• **YOUR INSTRUCTIONS**:
Write out every entry, unchanged. Skip any picture.

▼

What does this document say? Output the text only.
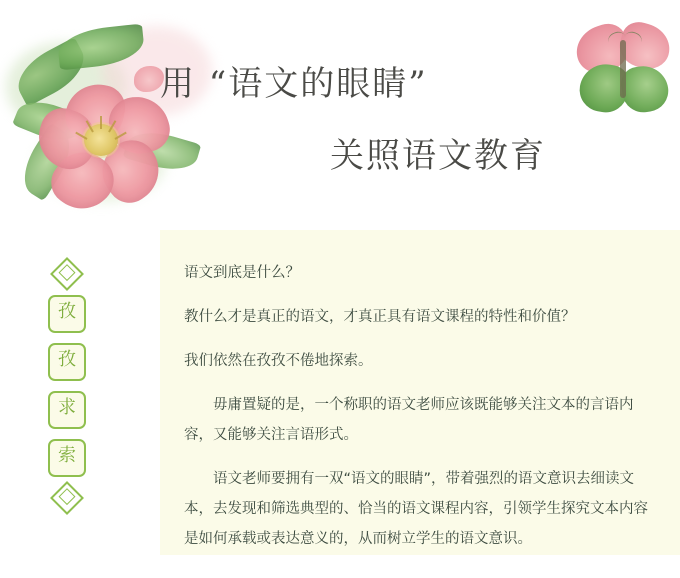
用 “语文的眼睛”
关照语文教育
孜
孜
求
索

语文到底是什么？

教什么才是真正的语文，才真正具有语文课程的特性和价值？

我们依然在孜孜不倦地探索。

毋庸置疑的是，一个称职的语文老师应该既能够关注文本的言语内容，又能够关注言语形式。

语文老师要拥有一双“语文的眼睛”，带着强烈的语文意识去细读文本，去发现和筛选典型的、恰当的语文课程内容，引领学生探究文本内容是如何承载或表达意义的，从而树立学生的语文意识。
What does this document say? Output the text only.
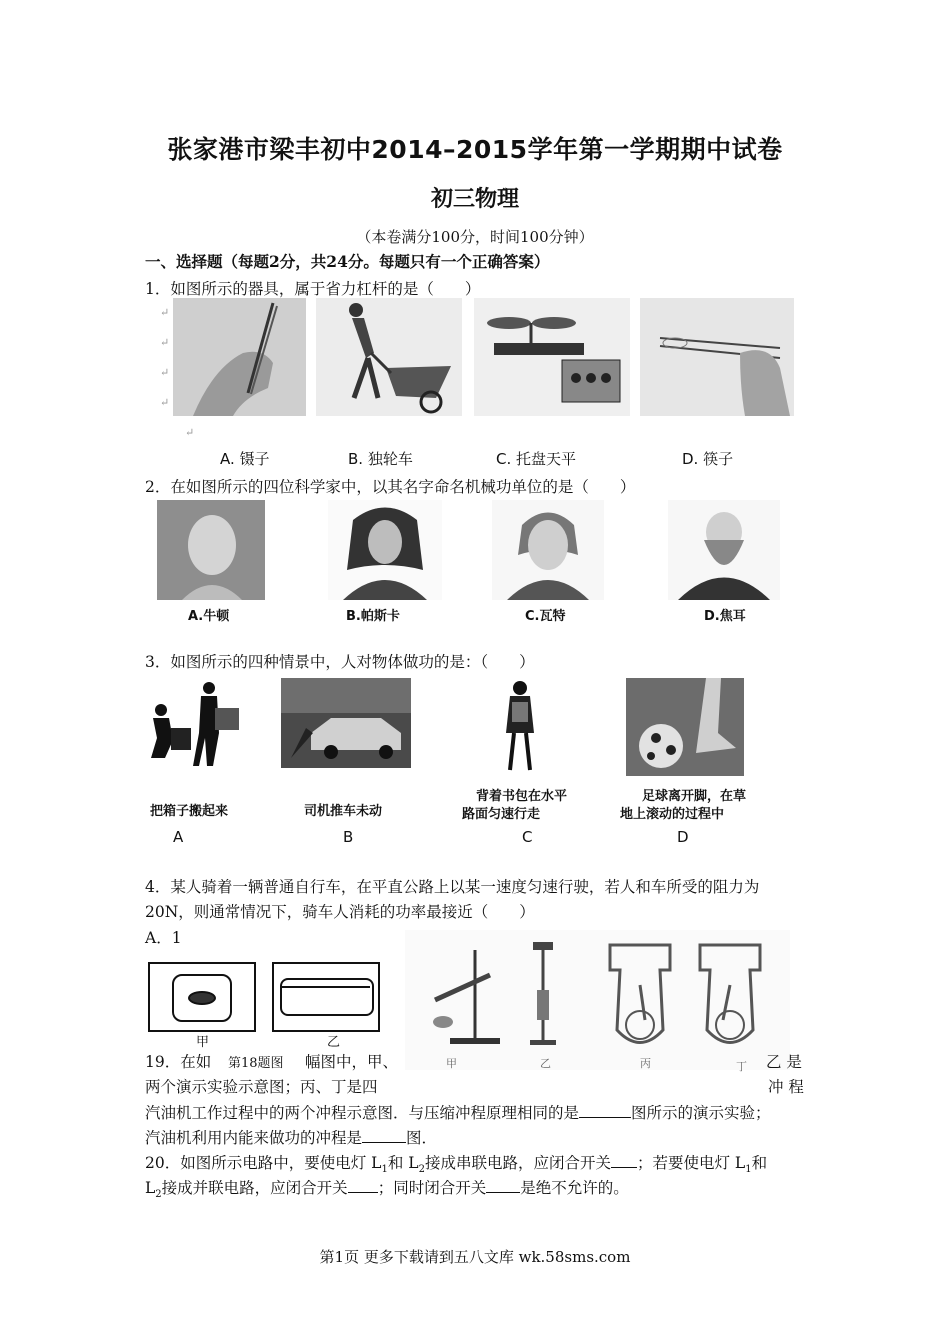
张家港市梁丰初中2014–2015学年第一学期期中试卷
初三物理
（本卷满分100分，时间100分钟）
一、选择题（每题2分，共24分。每题只有一个正确答案）
1．如图所示的器具，属于省力杠杆的是（　　）
↵
↵
↵
↵
↵
A. 镊子	B. 独轮车	C. 托盘天平	D. 筷子
2．在如图所示的四位科学家中，以其名字命名机械功单位的是（　　）
A.牛顿	B.帕斯卡	C.瓦特	D.焦耳
3．如图所示的四种情景中，人对物体做功的是：（　　）
把箱子搬起来	司机推车未动
背着书包在水平
路面匀速行走
足球离开脚，在草
地上滚动的过程中
A	B	C	D
4．某人骑着一辆普通自行车，在平直公路上以某一速度匀速行驶，若人和车所受的阻力为
20N，则通常情况下，骑车人消耗的功率最接近（　　）
A．1
甲	乙
甲	乙	丙	丁
19．在如 第18题图 幅图中，甲、	乙 是
两个演示实验示意图；丙、丁是四	冲 程
汽油机工作过程中的两个冲程示意图．与压缩冲程原理相同的是	图所示的演示实验；
汽油机利用内能来做功的冲程是	图．
20．如图所示电路中，要使电灯 $L_1$和 $L_2$接成串联电路，应闭合开关 ；若要使电灯 $L_1$和
$L_2$接成并联电路，应闭合开关 ；同时闭合开关 是绝不允许的。
第1页 更多下载请到五八文库 wk.58sms.com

▲

• **PROBLEM SOLUTION**:
What does this document say? Output the text only.
用 “语文的眼睛”
关照语文教育
孜
孜
求
索

语文到底是什么？

教什么才是真正的语文，才真正具有语文课程的特性和价值？

我们依然在孜孜不倦地探索。

毋庸置疑的是，一个称职的语文老师应该既能够关注文本的言语内容，又能够关注言语形式。

语文老师要拥有一双“语文的眼睛”，带着强烈的语文意识去细读文本，去发现和筛选典型的、恰当的语文课程内容，引领学生探究文本内容是如何承载或表达意义的，从而树立学生的语文意识。
What does this document say? Output the text only.
张家港市梁丰初中2014–2015学年第一学期期中试卷
初三物理
（本卷满分100分，时间100分钟）
一、选择题（每题2分，共24分。每题只有一个正确答案）
1．如图所示的器具，属于省力杠杆的是（　　）
↵
↵
↵
↵
↵
A. 镊子	B. 独轮车	C. 托盘天平	D. 筷子
2．在如图所示的四位科学家中，以其名字命名机械功单位的是（　　）
A.牛顿	B.帕斯卡	C.瓦特	D.焦耳
3．如图所示的四种情景中，人对物体做功的是：（　　）
把箱子搬起来	司机推车未动
背着书包在水平
路面匀速行走
足球离开脚，在草
地上滚动的过程中
A	B	C	D
4．某人骑着一辆普通自行车，在平直公路上以某一速度匀速行驶，若人和车所受的阻力为
20N，则通常情况下，骑车人消耗的功率最接近（　　）
A．1
甲	乙
甲	乙	丙	丁
19．在如 第18题图 幅图中，甲、	乙 是
两个演示实验示意图；丙、丁是四	冲 程
汽油机工作过程中的两个冲程示意图．与压缩冲程原理相同的是	图所示的演示实验；
汽油机利用内能来做功的冲程是	图．
20．如图所示电路中，要使电灯 $L_1$和 $L_2$接成串联电路，应闭合开关 ；若要使电灯 $L_1$和
$L_2$接成并联电路，应闭合开关 ；同时闭合开关 是绝不允许的。
第1页 更多下载请到五八文库 wk.58sms.com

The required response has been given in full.